Arrange every line of the listing below into a numbered list, leaving out any blank lines.

Records:
++++++++++++++++++++

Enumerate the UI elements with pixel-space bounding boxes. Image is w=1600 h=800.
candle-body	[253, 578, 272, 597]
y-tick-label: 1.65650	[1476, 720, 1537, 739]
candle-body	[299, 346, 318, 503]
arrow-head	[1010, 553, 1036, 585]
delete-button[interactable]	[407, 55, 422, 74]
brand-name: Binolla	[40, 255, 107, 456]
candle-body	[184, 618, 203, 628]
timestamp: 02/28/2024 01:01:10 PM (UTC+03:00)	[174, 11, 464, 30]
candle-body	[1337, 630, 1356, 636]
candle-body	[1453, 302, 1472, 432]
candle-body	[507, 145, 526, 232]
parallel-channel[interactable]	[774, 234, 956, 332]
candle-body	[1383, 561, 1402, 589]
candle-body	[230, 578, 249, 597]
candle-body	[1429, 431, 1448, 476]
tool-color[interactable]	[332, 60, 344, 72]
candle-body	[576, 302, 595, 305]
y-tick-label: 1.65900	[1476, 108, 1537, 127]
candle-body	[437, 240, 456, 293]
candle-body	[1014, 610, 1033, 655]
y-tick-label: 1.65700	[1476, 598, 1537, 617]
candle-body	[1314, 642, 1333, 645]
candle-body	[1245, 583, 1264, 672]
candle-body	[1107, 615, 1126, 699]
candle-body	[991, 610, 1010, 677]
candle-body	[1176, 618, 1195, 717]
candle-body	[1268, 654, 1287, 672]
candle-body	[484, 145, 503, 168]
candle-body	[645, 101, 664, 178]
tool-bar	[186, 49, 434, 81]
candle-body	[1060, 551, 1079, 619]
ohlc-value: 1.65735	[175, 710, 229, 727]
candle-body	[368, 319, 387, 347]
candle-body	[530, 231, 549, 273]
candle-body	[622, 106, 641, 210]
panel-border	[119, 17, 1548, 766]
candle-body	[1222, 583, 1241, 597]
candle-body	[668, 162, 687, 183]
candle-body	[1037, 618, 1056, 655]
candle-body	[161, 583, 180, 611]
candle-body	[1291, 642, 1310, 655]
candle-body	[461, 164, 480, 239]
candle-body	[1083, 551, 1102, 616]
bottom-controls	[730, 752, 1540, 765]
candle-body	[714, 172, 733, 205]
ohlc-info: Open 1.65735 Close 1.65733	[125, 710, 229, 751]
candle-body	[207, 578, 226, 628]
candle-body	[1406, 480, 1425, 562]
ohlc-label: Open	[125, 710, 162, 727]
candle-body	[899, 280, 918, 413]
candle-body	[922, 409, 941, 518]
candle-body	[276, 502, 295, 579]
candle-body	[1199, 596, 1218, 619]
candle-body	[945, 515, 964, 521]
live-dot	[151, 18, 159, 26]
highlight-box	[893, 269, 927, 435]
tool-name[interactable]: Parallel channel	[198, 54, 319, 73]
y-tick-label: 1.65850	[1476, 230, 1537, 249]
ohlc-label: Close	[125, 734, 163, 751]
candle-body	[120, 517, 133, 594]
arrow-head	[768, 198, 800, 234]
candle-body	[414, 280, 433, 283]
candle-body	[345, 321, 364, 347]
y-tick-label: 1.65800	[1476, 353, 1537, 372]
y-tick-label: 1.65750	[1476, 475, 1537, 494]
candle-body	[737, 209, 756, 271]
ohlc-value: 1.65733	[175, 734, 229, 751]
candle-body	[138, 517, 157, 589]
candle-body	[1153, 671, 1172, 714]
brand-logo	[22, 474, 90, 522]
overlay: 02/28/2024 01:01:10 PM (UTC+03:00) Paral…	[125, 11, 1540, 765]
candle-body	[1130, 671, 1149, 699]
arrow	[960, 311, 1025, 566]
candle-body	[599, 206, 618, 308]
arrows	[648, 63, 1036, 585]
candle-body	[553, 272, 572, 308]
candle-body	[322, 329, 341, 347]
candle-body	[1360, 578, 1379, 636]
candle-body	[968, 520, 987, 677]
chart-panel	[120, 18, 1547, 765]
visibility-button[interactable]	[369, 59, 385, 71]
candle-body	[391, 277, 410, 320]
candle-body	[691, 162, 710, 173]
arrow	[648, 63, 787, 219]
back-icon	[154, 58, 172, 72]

++++++++++++++++++++

* [RESPONSE]:
1. Enumerate the UI elements with pixel-space bounding boxes. Image is w=1600 h=800.
2. candle-body	[253, 578, 272, 597]
3. y-tick-label: 1.65650	[1476, 720, 1537, 739]
4. candle-body	[299, 346, 318, 503]
5. arrow-head	[1010, 553, 1036, 585]
6. delete-button[interactable]	[407, 55, 422, 74]
7. brand-name: Binolla	[40, 255, 107, 456]
8. candle-body	[184, 618, 203, 628]
9. timestamp: 02/28/2024 01:01:10 PM (UTC+03:00)	[174, 11, 464, 30]
10. candle-body	[1337, 630, 1356, 636]
11. candle-body	[1453, 302, 1472, 432]
12. candle-body	[507, 145, 526, 232]
13. parallel-channel[interactable]	[774, 234, 956, 332]
14. candle-body	[1383, 561, 1402, 589]
15. candle-body	[230, 578, 249, 597]
16. candle-body	[1429, 431, 1448, 476]
17. tool-color[interactable]	[332, 60, 344, 72]
18. candle-body	[576, 302, 595, 305]
19. y-tick-label: 1.65900	[1476, 108, 1537, 127]
20. candle-body	[437, 240, 456, 293]
21. candle-body	[1014, 610, 1033, 655]
22. y-tick-label: 1.65700	[1476, 598, 1537, 617]
23. candle-body	[1314, 642, 1333, 645]
24. candle-body	[1245, 583, 1264, 672]
25. candle-body	[1107, 615, 1126, 699]
26. candle-body	[991, 610, 1010, 677]
27. candle-body	[1176, 618, 1195, 717]
28. candle-body	[1268, 654, 1287, 672]
29. candle-body	[484, 145, 503, 168]
30. candle-body	[645, 101, 664, 178]
31. tool-bar	[186, 49, 434, 81]
32. candle-body	[1060, 551, 1079, 619]
33. ohlc-value: 1.65735	[175, 710, 229, 727]
34. candle-body	[368, 319, 387, 347]
35. candle-body	[530, 231, 549, 273]
36. candle-body	[622, 106, 641, 210]
37. panel-border	[119, 17, 1548, 766]
38. candle-body	[1222, 583, 1241, 597]
39. candle-body	[668, 162, 687, 183]
40. candle-body	[1037, 618, 1056, 655]
41. candle-body	[161, 583, 180, 611]
42. candle-body	[1291, 642, 1310, 655]
43. candle-body	[461, 164, 480, 239]
44. candle-body	[1083, 551, 1102, 616]
45. bottom-controls	[730, 752, 1540, 765]
46. candle-body	[714, 172, 733, 205]
47. ohlc-info: Open 1.65735 Close 1.65733	[125, 710, 229, 751]
48. candle-body	[207, 578, 226, 628]
49. candle-body	[1406, 480, 1425, 562]
50. ohlc-label: Open	[125, 710, 162, 727]
51. candle-body	[899, 280, 918, 413]
52. candle-body	[922, 409, 941, 518]
53. candle-body	[276, 502, 295, 579]
54. candle-body	[1199, 596, 1218, 619]
55. candle-body	[945, 515, 964, 521]
56. live-dot	[151, 18, 159, 26]
57. highlight-box	[893, 269, 927, 435]
58. tool-name[interactable]: Parallel channel	[198, 54, 319, 73]
59. y-tick-label: 1.65850	[1476, 230, 1537, 249]
60. ohlc-label: Close	[125, 734, 163, 751]
61. candle-body	[120, 517, 133, 594]
62. arrow-head	[768, 198, 800, 234]
63. candle-body	[414, 280, 433, 283]
64. candle-body	[345, 321, 364, 347]
65. y-tick-label: 1.65800	[1476, 353, 1537, 372]
66. y-tick-label: 1.65750	[1476, 475, 1537, 494]
67. candle-body	[737, 209, 756, 271]
68. ohlc-value: 1.65733	[175, 734, 229, 751]
69. candle-body	[138, 517, 157, 589]
70. candle-body	[1153, 671, 1172, 714]
71. brand-logo	[22, 474, 90, 522]
72. overlay: 02/28/2024 01:01:10 PM (UTC+03:00) Paral…	[125, 11, 1540, 765]
73. candle-body	[1130, 671, 1149, 699]
74. arrow	[960, 311, 1025, 566]
75. candle-body	[599, 206, 618, 308]
76. arrows	[648, 63, 1036, 585]
77. candle-body	[553, 272, 572, 308]
78. candle-body	[322, 329, 341, 347]
79. candle-body	[1360, 578, 1379, 636]
80. candle-body	[968, 520, 987, 677]
81. chart-panel	[120, 18, 1547, 765]
82. visibility-button[interactable]	[369, 59, 385, 71]
83. candle-body	[391, 277, 410, 320]
84. candle-body	[691, 162, 710, 173]
85. arrow	[648, 63, 787, 219]
86. back-icon	[154, 58, 172, 72]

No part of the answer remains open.